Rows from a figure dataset
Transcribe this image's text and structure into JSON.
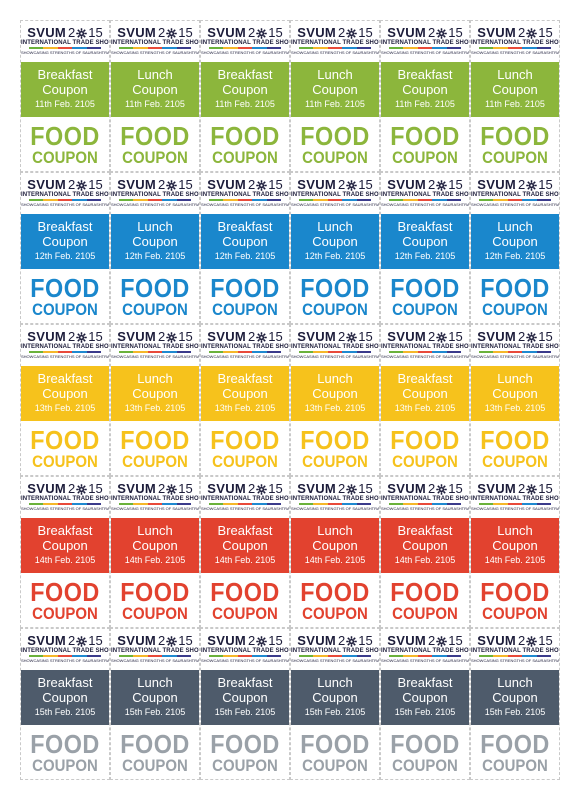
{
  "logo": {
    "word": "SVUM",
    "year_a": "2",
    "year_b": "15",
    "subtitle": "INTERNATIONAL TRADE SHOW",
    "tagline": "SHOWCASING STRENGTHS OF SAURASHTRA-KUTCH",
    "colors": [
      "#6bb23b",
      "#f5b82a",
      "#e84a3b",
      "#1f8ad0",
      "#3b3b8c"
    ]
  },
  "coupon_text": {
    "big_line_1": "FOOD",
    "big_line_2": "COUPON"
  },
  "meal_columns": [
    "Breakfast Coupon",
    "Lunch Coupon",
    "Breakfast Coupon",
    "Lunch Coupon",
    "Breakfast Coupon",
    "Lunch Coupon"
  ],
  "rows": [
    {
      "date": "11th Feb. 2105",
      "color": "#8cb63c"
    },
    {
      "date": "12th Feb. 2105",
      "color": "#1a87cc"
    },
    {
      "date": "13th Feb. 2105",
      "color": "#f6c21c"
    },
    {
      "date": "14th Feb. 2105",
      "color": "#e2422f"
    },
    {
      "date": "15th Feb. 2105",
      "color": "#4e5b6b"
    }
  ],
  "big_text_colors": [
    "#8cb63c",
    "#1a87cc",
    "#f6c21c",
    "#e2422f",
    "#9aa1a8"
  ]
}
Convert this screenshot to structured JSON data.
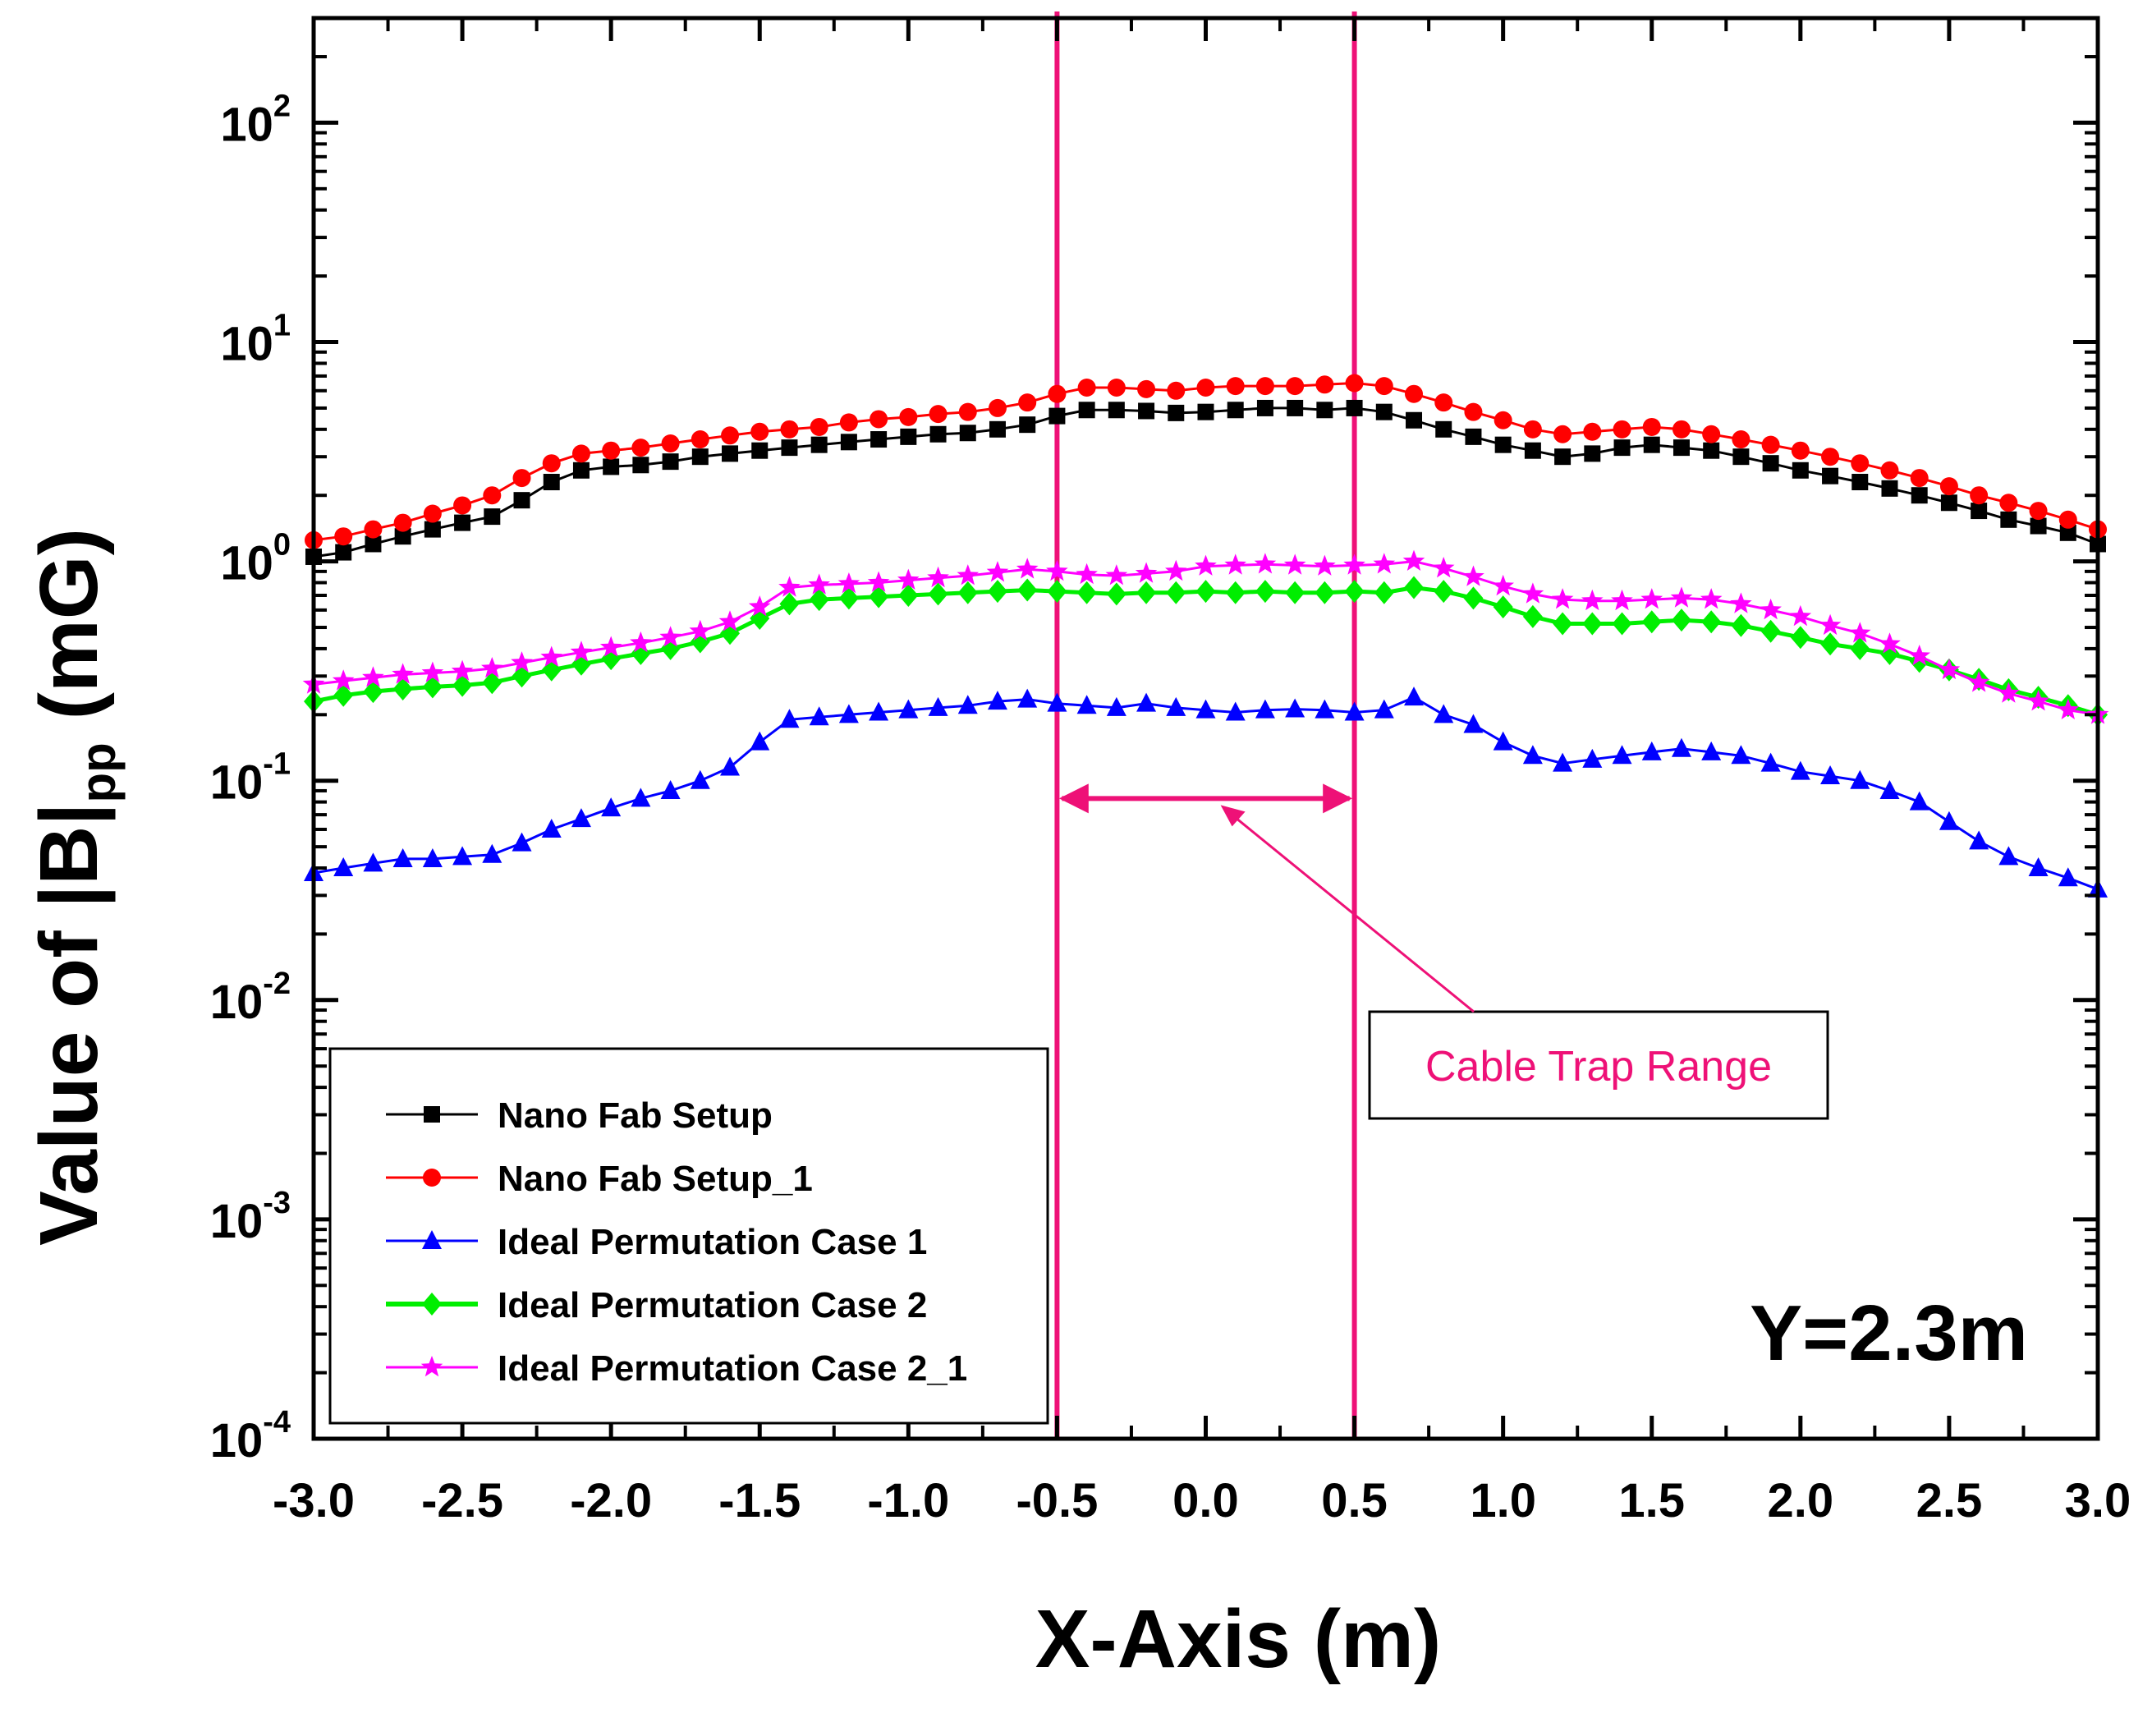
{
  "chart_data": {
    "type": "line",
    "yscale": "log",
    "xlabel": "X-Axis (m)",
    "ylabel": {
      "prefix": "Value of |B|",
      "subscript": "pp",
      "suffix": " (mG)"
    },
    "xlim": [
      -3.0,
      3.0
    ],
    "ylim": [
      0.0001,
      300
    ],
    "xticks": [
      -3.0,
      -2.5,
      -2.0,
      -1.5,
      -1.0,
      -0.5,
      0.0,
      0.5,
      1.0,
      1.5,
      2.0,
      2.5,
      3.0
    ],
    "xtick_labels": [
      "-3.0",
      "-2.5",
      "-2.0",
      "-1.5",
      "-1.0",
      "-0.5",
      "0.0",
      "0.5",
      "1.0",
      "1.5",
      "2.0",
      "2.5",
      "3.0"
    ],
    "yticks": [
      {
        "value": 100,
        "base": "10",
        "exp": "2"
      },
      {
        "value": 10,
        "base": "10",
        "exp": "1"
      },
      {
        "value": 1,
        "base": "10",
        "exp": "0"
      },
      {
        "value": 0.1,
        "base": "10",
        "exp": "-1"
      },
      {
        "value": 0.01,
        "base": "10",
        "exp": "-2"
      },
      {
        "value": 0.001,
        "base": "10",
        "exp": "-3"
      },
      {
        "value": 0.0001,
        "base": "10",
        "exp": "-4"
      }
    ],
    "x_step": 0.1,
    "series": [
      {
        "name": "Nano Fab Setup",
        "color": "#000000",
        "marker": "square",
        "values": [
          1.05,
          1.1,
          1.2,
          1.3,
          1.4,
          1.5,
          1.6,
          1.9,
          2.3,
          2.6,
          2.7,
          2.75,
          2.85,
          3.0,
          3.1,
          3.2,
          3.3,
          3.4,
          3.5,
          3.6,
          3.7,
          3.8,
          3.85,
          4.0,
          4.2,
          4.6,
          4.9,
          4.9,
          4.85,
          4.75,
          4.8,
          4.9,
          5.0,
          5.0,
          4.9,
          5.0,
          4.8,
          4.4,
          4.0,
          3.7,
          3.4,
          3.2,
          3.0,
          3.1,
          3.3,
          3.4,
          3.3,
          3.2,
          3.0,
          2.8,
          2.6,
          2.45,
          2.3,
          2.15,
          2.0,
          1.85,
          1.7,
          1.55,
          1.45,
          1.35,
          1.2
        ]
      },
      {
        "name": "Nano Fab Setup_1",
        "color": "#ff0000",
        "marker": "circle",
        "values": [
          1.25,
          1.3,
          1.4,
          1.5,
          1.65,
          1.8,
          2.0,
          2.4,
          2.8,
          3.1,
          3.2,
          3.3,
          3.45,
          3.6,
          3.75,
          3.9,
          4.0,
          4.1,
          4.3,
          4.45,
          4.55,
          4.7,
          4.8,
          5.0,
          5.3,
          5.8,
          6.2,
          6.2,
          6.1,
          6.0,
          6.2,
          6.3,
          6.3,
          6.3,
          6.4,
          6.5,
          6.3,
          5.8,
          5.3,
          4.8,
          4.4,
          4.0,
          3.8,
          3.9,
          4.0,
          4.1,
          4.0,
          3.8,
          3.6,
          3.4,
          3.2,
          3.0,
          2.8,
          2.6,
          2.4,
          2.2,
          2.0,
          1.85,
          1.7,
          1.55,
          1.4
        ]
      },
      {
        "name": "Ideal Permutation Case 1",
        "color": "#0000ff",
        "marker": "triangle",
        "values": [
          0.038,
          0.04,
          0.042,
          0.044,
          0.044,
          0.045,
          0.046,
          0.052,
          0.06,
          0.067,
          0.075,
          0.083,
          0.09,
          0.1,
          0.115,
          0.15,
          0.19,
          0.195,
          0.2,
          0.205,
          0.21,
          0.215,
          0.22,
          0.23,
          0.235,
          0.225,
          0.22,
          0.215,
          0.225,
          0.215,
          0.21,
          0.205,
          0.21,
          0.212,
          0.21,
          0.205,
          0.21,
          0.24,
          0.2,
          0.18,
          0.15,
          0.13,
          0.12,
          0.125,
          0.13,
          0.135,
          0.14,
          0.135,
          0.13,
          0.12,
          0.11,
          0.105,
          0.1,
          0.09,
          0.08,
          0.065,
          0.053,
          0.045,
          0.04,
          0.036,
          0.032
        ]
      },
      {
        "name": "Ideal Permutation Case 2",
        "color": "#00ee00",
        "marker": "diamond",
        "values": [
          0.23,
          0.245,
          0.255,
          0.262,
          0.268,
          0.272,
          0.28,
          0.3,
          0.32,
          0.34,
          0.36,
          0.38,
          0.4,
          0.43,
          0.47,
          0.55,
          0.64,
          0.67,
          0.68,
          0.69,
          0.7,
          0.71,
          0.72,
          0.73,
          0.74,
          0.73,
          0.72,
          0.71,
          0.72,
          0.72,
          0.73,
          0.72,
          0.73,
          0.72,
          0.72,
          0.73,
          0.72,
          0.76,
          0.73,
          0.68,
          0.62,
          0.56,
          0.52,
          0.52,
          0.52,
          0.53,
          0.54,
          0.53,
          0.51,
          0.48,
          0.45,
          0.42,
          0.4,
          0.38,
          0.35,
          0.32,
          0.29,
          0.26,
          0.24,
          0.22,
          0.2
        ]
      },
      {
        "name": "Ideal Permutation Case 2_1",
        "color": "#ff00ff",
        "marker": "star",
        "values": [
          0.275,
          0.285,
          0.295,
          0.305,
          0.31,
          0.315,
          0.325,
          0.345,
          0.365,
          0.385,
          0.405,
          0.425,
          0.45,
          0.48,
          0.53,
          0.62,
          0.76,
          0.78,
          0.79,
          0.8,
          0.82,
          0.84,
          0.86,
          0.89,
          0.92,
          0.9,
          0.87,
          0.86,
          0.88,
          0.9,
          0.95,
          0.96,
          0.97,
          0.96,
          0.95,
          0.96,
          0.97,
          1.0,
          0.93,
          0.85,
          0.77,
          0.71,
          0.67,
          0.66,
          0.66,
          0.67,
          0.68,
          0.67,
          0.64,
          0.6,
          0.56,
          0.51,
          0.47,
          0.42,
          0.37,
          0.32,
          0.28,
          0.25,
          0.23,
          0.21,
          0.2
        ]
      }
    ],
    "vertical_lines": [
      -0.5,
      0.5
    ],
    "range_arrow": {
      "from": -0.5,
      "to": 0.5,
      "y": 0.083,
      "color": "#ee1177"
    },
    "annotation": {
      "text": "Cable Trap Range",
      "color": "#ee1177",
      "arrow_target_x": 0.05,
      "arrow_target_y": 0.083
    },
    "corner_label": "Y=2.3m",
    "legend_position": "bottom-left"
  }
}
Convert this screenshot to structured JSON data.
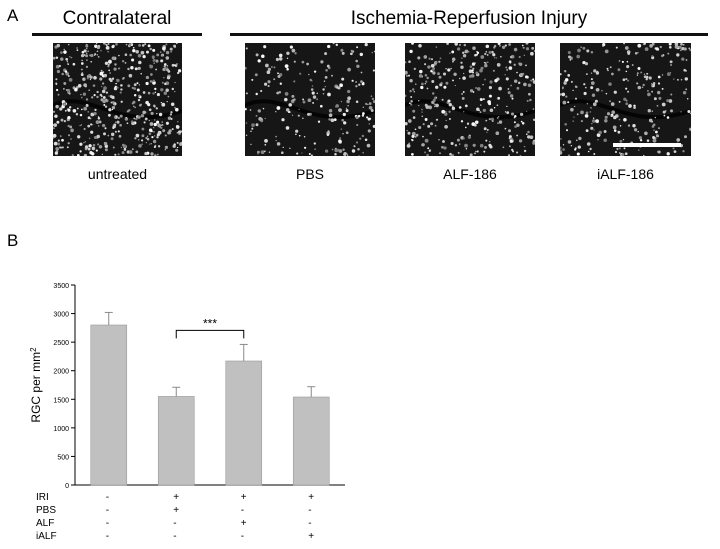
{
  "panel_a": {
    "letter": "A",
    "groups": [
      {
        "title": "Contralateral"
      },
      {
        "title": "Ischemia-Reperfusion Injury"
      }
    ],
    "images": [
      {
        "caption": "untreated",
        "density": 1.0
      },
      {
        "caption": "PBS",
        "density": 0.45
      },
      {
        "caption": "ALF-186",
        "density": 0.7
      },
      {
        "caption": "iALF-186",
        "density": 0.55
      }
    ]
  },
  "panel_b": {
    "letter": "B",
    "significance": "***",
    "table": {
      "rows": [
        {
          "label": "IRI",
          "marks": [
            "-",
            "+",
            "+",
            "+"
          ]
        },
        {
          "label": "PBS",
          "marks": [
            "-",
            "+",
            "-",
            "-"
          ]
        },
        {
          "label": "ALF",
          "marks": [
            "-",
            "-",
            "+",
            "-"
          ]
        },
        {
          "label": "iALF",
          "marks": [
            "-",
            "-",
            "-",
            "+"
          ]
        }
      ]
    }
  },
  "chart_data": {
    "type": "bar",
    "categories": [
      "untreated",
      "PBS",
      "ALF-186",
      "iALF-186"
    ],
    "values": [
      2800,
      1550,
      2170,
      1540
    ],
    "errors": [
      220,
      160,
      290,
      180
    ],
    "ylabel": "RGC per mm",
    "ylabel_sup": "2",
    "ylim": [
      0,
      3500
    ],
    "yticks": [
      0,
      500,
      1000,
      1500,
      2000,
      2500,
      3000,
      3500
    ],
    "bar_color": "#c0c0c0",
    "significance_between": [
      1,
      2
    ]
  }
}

### AIM
Go through the records and show every line with the string "Nano" in it.

### SOLUTION TO THE EXERCISE
        "name": "Nano Fab Setup",
        "name": "Nano Fab Setup_1",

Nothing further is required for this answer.